THE TASK: How many lines in these records hold the string "filled"? State only that number.

MATERIAL PROVIDED:
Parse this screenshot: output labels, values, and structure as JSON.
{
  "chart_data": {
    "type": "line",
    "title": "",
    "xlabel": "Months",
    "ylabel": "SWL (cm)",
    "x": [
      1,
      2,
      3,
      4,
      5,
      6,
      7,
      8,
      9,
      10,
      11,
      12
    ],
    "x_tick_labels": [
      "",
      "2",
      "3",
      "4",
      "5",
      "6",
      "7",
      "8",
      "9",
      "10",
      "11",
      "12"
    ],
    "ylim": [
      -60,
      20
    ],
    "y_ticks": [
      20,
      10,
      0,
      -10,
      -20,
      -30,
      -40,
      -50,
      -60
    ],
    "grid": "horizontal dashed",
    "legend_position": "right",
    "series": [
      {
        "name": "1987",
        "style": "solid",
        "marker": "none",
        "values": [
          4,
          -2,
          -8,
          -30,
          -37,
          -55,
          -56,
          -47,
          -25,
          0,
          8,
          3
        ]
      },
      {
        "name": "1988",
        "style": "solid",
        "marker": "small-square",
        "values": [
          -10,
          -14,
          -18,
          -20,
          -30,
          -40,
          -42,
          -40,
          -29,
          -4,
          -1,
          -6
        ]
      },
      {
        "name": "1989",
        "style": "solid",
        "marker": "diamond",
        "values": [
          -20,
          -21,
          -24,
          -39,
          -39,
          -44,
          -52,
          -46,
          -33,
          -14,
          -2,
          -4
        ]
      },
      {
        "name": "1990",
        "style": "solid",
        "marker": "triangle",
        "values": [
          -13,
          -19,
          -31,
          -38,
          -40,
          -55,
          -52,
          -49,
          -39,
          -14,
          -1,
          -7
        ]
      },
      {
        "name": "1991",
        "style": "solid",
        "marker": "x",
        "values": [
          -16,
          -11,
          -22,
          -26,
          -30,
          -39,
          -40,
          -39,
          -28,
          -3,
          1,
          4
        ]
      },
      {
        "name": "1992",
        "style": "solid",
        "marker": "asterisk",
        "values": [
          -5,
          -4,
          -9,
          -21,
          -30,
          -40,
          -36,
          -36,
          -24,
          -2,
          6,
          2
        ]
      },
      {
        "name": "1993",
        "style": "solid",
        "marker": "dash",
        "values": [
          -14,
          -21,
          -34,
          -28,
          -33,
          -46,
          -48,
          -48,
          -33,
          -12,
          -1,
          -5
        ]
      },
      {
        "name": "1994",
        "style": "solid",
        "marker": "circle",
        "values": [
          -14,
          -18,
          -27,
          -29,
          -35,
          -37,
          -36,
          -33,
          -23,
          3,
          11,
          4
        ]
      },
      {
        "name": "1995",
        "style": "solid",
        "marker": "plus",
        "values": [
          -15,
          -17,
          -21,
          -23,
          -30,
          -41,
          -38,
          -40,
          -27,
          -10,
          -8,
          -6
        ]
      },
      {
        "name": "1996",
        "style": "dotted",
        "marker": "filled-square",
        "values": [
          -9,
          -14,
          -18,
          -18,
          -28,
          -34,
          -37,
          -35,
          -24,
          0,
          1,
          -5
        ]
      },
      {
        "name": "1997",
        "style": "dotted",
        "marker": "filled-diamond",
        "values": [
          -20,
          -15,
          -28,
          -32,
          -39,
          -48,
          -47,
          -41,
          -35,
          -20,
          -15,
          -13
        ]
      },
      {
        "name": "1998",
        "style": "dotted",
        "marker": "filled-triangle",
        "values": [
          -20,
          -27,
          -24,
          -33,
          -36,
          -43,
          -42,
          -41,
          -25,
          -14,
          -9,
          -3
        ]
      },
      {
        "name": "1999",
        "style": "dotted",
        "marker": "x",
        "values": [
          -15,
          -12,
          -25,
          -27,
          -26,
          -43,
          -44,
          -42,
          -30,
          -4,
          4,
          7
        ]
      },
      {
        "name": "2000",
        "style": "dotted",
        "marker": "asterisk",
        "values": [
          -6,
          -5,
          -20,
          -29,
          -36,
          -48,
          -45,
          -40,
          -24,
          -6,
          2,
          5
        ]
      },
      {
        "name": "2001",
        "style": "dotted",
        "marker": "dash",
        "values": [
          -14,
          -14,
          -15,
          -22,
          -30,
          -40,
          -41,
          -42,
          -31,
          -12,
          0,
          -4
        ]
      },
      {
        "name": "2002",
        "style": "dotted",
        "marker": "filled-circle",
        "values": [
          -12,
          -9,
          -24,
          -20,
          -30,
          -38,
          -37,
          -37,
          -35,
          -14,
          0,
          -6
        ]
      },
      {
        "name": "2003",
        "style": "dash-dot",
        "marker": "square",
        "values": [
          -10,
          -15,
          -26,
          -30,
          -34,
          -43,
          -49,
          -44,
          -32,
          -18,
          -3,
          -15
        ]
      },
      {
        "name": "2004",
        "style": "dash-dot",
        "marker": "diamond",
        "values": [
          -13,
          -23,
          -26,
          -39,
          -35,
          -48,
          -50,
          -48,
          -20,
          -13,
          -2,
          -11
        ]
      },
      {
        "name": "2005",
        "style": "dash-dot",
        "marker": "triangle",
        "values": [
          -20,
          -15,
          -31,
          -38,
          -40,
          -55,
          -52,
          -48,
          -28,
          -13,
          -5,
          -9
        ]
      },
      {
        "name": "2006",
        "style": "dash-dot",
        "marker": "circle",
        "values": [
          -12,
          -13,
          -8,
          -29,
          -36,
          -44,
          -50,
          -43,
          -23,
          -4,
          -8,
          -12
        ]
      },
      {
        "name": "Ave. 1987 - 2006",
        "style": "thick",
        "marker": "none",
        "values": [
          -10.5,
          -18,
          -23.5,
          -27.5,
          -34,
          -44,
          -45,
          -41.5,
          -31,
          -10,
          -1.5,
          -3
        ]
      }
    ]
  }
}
* * *
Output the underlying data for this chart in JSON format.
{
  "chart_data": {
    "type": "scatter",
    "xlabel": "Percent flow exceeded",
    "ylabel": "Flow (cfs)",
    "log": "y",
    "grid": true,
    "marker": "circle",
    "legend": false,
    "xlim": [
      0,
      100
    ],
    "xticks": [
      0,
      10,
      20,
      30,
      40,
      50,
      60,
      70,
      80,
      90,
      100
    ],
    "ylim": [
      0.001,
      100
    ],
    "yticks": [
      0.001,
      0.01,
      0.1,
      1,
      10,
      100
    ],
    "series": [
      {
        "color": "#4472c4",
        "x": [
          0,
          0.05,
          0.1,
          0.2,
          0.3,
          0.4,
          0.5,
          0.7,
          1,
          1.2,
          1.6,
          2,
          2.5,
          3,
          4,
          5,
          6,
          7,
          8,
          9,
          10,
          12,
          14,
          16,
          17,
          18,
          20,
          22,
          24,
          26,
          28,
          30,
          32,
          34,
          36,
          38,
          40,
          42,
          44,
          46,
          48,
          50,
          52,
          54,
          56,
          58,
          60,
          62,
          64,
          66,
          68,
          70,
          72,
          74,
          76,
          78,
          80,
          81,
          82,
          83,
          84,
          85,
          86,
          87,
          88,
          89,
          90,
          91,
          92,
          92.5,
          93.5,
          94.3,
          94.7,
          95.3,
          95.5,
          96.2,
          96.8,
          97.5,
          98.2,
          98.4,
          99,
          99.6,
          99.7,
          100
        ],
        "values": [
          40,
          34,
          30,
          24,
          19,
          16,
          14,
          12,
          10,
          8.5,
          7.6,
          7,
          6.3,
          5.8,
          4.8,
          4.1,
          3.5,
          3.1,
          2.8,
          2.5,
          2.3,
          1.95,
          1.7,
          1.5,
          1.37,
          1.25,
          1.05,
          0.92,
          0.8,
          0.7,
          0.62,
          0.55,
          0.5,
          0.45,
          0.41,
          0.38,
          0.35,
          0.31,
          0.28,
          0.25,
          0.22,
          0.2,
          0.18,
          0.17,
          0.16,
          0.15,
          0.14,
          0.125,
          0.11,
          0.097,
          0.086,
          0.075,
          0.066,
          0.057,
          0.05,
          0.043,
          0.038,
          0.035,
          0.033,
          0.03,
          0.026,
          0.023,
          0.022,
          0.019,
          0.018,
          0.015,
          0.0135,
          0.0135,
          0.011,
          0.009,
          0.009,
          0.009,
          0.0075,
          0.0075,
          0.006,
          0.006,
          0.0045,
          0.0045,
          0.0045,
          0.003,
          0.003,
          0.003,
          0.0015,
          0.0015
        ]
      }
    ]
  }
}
--
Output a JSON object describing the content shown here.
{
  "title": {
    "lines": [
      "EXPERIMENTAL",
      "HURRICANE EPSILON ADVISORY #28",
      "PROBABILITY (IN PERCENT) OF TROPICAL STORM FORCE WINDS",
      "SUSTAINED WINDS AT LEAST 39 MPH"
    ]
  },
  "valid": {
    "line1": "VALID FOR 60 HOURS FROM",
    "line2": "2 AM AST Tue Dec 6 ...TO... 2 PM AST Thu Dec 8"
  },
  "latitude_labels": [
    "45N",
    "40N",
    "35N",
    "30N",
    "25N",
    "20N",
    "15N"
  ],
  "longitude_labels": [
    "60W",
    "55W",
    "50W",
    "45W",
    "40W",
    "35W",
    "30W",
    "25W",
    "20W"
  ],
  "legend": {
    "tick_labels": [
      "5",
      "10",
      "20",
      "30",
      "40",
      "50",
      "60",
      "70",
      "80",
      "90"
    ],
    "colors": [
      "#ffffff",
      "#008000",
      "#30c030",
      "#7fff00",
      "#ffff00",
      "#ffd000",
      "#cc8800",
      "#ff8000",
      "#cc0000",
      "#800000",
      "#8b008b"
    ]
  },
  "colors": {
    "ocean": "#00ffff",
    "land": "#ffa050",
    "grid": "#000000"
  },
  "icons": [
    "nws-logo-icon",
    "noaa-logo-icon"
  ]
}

TASK SOLUTION: 4